Excerpts from a figure dataset:
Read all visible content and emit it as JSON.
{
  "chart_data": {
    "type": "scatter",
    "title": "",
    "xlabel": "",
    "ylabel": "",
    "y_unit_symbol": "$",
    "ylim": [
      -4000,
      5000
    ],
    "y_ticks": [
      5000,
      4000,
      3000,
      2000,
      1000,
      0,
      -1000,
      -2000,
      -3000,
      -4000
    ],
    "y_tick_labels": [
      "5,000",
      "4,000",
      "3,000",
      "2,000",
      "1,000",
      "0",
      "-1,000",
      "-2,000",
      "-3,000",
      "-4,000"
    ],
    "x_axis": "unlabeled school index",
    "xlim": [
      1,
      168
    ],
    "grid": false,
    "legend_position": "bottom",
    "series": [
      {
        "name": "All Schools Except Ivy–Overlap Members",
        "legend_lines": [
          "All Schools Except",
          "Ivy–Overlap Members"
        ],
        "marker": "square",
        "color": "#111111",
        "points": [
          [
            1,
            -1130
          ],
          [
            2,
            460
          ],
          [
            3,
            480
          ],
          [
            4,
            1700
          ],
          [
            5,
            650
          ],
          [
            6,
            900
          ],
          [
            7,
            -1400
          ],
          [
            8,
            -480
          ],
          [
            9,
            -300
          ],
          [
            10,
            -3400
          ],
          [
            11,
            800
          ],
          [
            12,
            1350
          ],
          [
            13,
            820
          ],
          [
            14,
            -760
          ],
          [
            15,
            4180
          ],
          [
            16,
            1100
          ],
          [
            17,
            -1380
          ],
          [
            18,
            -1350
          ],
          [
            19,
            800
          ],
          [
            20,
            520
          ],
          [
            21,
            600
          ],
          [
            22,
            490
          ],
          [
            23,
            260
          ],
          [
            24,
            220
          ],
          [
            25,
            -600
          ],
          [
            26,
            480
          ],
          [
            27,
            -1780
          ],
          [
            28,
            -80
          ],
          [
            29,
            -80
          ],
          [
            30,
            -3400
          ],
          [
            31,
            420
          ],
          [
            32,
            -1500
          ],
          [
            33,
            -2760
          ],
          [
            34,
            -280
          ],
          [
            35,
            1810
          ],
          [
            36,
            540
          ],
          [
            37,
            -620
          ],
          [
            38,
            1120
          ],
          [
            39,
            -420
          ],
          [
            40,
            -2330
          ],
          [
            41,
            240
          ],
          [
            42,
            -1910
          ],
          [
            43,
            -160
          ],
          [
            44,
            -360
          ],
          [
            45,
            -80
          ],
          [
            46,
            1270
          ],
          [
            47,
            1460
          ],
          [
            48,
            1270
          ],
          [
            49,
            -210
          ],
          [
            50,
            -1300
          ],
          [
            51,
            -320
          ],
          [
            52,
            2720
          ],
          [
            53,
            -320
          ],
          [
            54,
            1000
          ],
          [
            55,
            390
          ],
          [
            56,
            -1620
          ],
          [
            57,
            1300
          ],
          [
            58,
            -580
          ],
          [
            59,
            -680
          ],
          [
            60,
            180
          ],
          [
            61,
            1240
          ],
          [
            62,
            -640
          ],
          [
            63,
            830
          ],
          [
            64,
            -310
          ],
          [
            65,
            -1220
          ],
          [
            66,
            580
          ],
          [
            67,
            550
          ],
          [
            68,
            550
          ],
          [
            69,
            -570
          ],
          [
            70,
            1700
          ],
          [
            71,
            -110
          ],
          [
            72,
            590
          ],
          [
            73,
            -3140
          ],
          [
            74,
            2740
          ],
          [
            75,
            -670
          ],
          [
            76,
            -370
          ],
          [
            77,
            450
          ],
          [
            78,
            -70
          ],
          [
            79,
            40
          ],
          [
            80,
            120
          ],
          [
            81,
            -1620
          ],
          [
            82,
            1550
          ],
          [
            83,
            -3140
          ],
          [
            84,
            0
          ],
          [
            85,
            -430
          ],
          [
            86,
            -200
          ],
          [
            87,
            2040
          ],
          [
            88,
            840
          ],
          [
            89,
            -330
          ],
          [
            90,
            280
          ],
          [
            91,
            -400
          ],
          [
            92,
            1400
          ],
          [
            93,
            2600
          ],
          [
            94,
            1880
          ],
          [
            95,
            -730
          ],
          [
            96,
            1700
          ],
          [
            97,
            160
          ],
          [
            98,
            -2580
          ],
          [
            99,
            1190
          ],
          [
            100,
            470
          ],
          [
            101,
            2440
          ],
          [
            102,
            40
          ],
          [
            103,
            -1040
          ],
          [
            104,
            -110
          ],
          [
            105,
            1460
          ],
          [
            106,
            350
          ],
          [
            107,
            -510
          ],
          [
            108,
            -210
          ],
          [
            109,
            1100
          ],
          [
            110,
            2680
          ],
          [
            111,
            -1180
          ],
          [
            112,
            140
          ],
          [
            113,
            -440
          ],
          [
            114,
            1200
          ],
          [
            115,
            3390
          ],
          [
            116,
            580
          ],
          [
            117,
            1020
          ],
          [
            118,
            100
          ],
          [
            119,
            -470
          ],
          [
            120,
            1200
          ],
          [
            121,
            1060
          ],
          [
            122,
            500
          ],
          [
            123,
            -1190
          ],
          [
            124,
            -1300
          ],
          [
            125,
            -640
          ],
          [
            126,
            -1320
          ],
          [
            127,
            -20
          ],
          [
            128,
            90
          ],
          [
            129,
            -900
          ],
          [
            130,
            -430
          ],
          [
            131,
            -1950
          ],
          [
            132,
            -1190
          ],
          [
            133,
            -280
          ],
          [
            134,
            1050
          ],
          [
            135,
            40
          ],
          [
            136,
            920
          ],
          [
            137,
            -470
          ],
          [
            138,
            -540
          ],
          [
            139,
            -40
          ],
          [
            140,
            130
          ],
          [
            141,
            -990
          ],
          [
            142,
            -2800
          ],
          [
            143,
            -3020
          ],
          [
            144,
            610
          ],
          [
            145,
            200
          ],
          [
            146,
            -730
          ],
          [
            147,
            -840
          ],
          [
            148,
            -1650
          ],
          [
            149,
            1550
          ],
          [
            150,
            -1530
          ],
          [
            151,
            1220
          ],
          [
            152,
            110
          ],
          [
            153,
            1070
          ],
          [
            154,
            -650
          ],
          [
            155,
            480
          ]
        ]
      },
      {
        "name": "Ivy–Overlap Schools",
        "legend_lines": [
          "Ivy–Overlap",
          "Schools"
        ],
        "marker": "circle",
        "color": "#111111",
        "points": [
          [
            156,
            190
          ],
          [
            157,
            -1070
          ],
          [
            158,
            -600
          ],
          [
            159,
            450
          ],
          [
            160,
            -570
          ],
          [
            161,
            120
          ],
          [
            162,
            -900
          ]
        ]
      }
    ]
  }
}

What you should do: Pull out each line of the records holding the string "Schools".

Solution to this task:
        "name": "All Schools Except Ivy–Overlap Members",
          "All Schools Except",
        "name": "Ivy–Overlap Schools",
          "Schools"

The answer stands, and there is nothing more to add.